Task goal >>
Can you pull out each line of the data below that includes the word "title"?

Dataset entries:
────

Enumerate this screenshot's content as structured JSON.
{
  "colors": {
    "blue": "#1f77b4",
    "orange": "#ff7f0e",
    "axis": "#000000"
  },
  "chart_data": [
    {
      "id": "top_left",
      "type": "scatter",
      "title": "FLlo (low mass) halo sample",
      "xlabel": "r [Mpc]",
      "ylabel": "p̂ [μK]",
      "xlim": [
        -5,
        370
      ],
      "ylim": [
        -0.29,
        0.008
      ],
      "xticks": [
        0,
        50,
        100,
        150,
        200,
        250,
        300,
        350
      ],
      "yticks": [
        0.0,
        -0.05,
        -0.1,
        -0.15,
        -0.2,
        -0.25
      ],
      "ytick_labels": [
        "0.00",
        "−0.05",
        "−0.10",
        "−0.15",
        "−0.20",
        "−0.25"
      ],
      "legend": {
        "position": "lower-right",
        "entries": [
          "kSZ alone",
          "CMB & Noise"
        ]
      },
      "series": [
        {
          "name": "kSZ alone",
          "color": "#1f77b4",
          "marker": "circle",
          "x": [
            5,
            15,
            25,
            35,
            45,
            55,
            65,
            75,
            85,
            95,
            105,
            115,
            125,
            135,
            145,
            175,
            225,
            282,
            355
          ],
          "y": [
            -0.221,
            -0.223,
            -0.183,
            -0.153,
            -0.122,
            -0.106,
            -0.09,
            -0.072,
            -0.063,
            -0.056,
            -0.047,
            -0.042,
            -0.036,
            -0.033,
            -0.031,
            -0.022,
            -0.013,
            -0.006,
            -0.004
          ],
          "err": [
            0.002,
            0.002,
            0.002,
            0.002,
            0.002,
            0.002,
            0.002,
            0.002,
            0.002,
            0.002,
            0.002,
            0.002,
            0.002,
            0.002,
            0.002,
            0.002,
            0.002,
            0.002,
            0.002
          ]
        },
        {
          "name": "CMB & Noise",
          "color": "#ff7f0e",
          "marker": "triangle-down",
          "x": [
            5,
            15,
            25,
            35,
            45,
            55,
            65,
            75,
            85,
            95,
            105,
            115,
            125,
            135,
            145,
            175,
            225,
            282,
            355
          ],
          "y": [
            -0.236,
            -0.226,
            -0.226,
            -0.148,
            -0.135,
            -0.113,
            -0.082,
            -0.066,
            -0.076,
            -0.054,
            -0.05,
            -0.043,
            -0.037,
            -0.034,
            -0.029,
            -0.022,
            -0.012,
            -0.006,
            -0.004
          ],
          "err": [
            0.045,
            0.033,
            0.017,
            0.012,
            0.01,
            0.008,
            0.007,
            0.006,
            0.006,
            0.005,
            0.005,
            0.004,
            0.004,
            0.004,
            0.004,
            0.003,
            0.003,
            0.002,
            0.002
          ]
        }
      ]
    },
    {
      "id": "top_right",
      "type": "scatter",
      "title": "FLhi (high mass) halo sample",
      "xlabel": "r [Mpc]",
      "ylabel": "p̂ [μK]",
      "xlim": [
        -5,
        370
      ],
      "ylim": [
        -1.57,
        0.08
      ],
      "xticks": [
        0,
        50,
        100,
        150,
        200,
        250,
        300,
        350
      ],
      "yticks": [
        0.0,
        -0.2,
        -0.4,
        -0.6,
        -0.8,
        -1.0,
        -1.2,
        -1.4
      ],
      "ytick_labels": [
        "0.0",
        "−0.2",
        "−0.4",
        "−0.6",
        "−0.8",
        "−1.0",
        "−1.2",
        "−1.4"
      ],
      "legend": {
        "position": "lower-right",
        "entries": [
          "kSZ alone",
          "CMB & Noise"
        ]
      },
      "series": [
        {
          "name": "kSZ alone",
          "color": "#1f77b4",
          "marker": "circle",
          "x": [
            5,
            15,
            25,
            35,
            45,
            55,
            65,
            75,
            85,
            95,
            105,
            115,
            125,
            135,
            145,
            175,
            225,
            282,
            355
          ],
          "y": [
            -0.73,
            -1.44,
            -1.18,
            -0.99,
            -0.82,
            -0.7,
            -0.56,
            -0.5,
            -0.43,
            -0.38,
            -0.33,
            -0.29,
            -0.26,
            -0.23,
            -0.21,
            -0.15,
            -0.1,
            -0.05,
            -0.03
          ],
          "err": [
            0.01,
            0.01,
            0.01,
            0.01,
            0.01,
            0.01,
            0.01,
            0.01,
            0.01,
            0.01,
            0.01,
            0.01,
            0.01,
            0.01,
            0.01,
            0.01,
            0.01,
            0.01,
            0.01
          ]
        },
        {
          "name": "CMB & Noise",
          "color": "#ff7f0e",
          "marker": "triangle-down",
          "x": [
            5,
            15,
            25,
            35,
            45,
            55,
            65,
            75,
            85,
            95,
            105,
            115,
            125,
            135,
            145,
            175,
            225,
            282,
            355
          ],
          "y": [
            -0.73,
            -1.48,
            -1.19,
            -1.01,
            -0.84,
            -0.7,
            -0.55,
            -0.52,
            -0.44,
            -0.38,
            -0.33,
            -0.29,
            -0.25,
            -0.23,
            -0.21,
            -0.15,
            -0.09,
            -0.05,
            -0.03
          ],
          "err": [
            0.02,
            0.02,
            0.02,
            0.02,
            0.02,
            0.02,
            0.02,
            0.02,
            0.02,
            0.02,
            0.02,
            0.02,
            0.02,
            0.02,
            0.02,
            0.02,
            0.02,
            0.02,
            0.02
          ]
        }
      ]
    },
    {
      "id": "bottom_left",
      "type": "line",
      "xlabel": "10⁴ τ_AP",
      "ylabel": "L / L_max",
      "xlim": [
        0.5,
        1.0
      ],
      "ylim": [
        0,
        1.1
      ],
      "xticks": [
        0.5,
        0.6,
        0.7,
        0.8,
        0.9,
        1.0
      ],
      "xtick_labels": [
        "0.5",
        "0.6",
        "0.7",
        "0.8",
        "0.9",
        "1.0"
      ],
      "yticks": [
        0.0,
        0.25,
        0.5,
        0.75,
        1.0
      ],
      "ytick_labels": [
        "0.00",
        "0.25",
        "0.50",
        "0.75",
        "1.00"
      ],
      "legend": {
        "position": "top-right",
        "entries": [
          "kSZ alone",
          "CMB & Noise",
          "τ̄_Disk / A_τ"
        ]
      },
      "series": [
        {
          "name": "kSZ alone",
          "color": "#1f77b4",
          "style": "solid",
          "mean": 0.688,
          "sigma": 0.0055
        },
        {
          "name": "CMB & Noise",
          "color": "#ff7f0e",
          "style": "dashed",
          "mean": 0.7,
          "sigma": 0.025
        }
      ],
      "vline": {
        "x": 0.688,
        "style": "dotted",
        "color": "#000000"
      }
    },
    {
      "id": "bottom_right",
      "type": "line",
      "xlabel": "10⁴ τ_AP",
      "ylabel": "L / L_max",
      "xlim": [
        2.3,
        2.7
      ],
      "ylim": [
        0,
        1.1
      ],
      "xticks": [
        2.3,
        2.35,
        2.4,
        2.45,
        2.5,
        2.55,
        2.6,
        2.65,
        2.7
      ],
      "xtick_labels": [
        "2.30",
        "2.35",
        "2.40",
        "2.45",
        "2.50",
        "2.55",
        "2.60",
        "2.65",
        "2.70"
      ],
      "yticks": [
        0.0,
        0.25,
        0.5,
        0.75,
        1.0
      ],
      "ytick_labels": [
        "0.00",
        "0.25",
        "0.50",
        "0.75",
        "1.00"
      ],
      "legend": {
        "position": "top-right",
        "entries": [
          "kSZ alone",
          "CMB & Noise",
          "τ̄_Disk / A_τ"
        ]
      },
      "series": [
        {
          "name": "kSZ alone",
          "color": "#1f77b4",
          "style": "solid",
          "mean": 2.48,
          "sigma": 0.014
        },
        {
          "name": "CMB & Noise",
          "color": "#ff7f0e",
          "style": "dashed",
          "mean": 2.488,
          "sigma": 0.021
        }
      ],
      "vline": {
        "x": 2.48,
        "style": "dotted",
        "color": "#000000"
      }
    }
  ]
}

────

Answer for the task >>
      "title": "FLlo (low mass) halo sample",
      "title": "FLhi (high mass) halo sample",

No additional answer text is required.